* _PROBLEM REQUIREMENTS_: Pick out each line containing the string "value" and copy it.

┌─ DATASET EXCERPTS

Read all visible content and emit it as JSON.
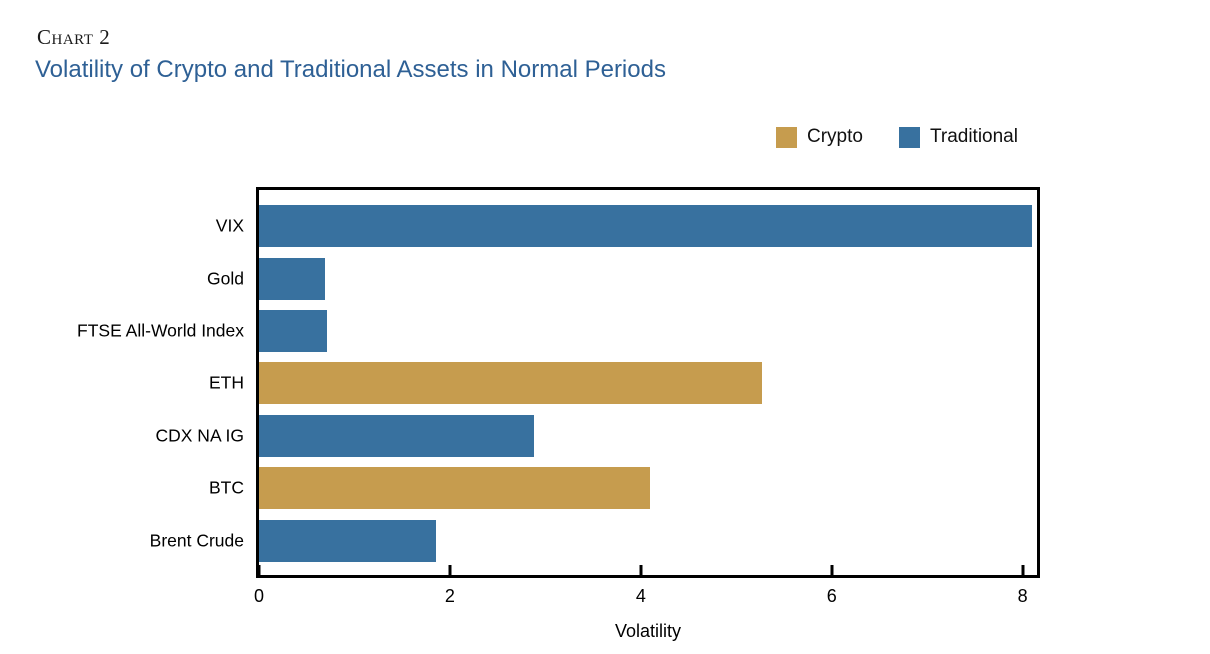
{
  "page": {
    "background": "#ffffff"
  },
  "header": {
    "kicker": "Chart 2",
    "title": "Volatility of Crypto and Traditional Assets in Normal Periods",
    "title_color": "#2E6095"
  },
  "chart_data": {
    "type": "bar",
    "orientation": "horizontal",
    "title": "Volatility of Crypto and Traditional Assets in Normal Periods",
    "xlabel": "Volatility",
    "ylabel": "",
    "xlim": [
      0,
      8.15
    ],
    "xticks": [
      0,
      2,
      4,
      6,
      8
    ],
    "grid": false,
    "legend_position": "top-right",
    "legend": [
      {
        "label": "Crypto",
        "color": "#C69C4E"
      },
      {
        "label": "Traditional",
        "color": "#38719F"
      }
    ],
    "bars": [
      {
        "label": "VIX",
        "value": 8.1,
        "group": "Traditional"
      },
      {
        "label": "Gold",
        "value": 0.69,
        "group": "Traditional"
      },
      {
        "label": "FTSE All-World Index",
        "value": 0.71,
        "group": "Traditional"
      },
      {
        "label": "ETH",
        "value": 5.27,
        "group": "Crypto"
      },
      {
        "label": "CDX NA IG",
        "value": 2.88,
        "group": "Traditional"
      },
      {
        "label": "BTC",
        "value": 4.1,
        "group": "Crypto"
      },
      {
        "label": "Brent Crude",
        "value": 1.85,
        "group": "Traditional"
      }
    ]
  }
}
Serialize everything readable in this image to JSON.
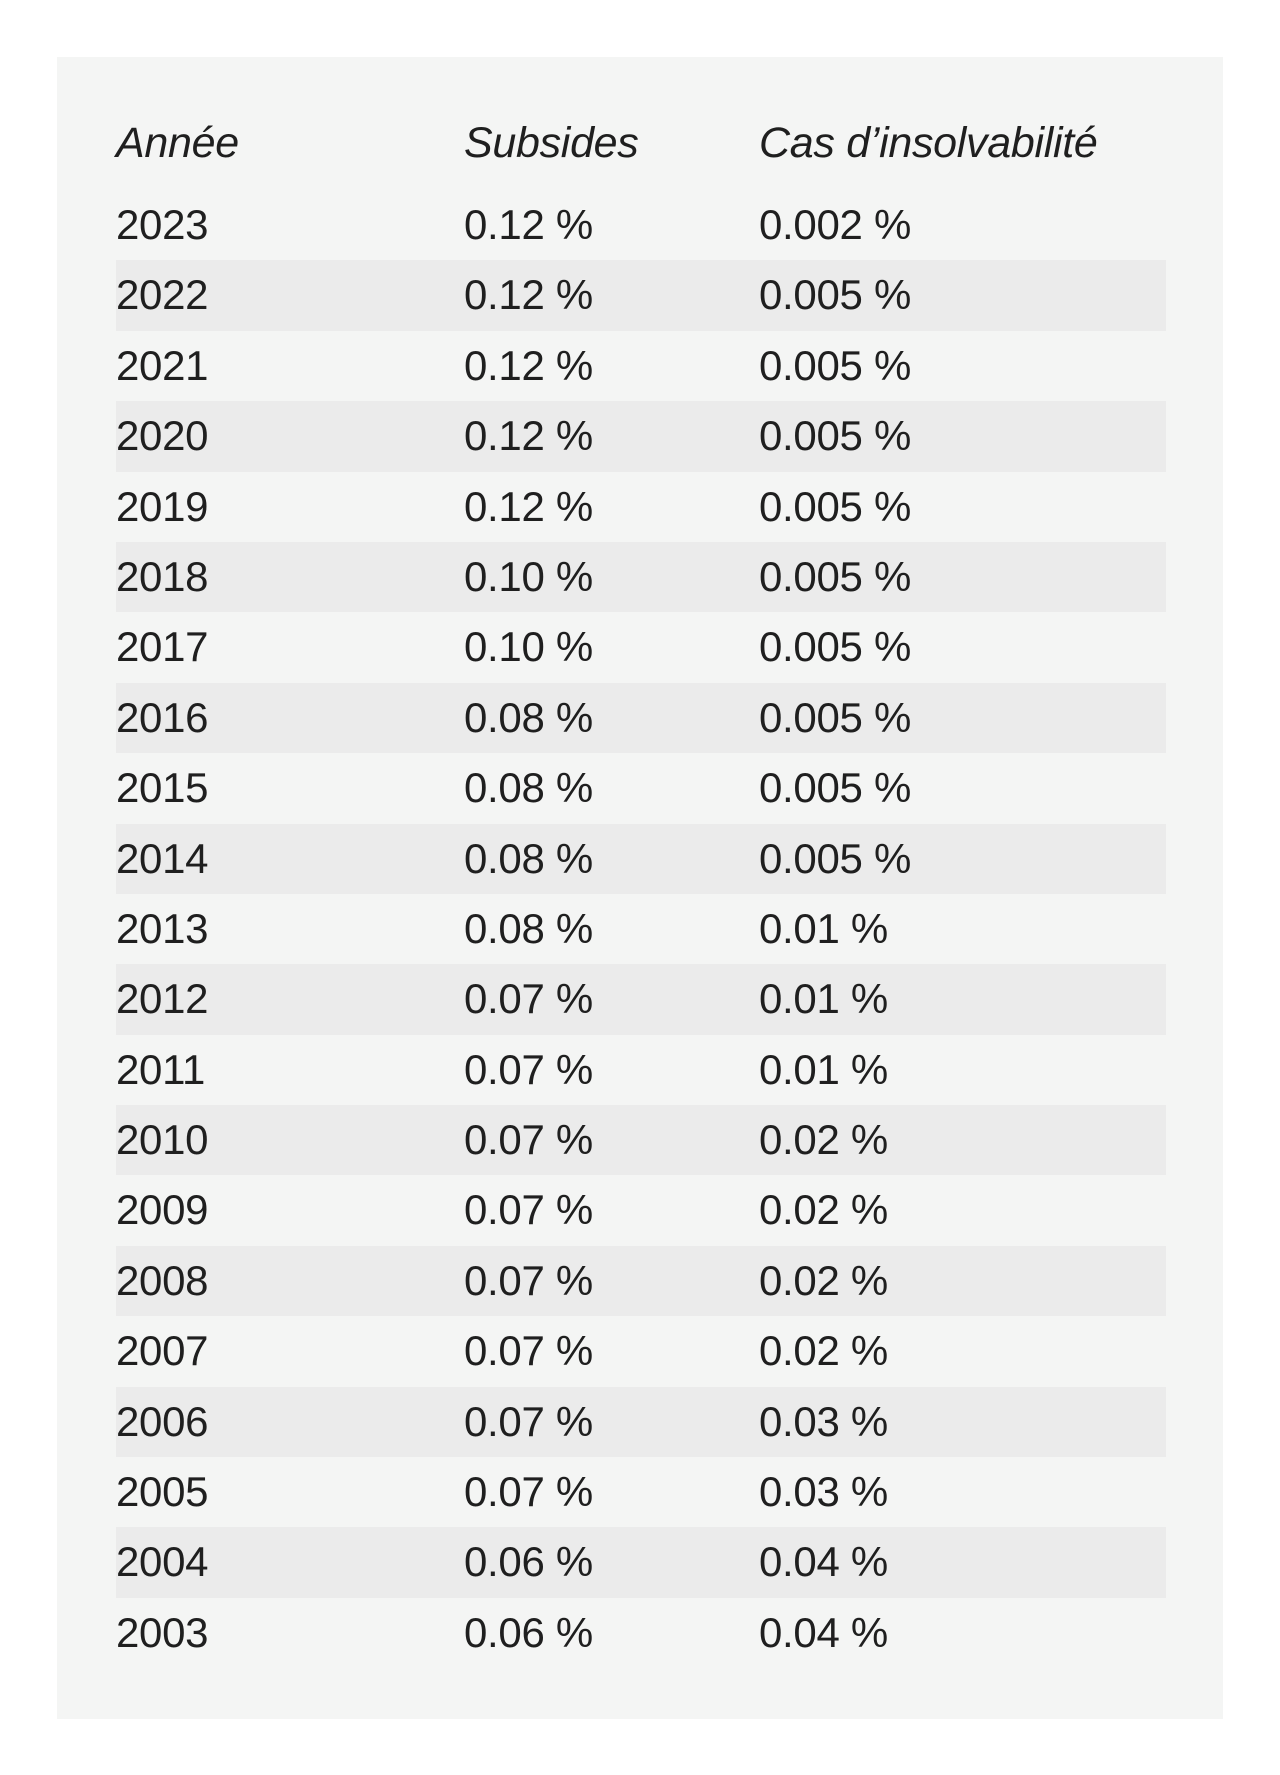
{
  "table": {
    "headers": {
      "year": "Année",
      "subsidies": "Subsides",
      "insolvency": "Cas d’insolvabilité"
    },
    "rows": [
      {
        "year": "2023",
        "subsidies": "0.12 %",
        "insolvency": "0.002 %"
      },
      {
        "year": "2022",
        "subsidies": "0.12 %",
        "insolvency": "0.005 %"
      },
      {
        "year": "2021",
        "subsidies": "0.12 %",
        "insolvency": "0.005 %"
      },
      {
        "year": "2020",
        "subsidies": "0.12 %",
        "insolvency": "0.005 %"
      },
      {
        "year": "2019",
        "subsidies": "0.12 %",
        "insolvency": "0.005 %"
      },
      {
        "year": "2018",
        "subsidies": "0.10 %",
        "insolvency": "0.005 %"
      },
      {
        "year": "2017",
        "subsidies": "0.10 %",
        "insolvency": "0.005 %"
      },
      {
        "year": "2016",
        "subsidies": "0.08 %",
        "insolvency": "0.005 %"
      },
      {
        "year": "2015",
        "subsidies": "0.08 %",
        "insolvency": "0.005 %"
      },
      {
        "year": "2014",
        "subsidies": "0.08 %",
        "insolvency": "0.005 %"
      },
      {
        "year": "2013",
        "subsidies": "0.08 %",
        "insolvency": "0.01 %"
      },
      {
        "year": "2012",
        "subsidies": "0.07 %",
        "insolvency": "0.01 %"
      },
      {
        "year": "2011",
        "subsidies": "0.07 %",
        "insolvency": "0.01 %"
      },
      {
        "year": "2010",
        "subsidies": "0.07 %",
        "insolvency": "0.02 %"
      },
      {
        "year": "2009",
        "subsidies": "0.07 %",
        "insolvency": "0.02 %"
      },
      {
        "year": "2008",
        "subsidies": "0.07 %",
        "insolvency": "0.02 %"
      },
      {
        "year": "2007",
        "subsidies": "0.07 %",
        "insolvency": "0.02 %"
      },
      {
        "year": "2006",
        "subsidies": "0.07 %",
        "insolvency": "0.03 %"
      },
      {
        "year": "2005",
        "subsidies": "0.07 %",
        "insolvency": "0.03 %"
      },
      {
        "year": "2004",
        "subsidies": "0.06 %",
        "insolvency": "0.04 %"
      },
      {
        "year": "2003",
        "subsidies": "0.06 %",
        "insolvency": "0.04 %"
      }
    ]
  },
  "colors": {
    "panel_background": "#f4f5f4",
    "stripe_background": "#ebebeb",
    "text": "#1f1f1f"
  }
}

└─

* _FULL ANSWER_:
        "value": 8.1,
        "value": 0.69,
        "value": 0.71,
        "value": 5.27,
        "value": 2.88,
        "value": 4.1,
        "value": 1.85,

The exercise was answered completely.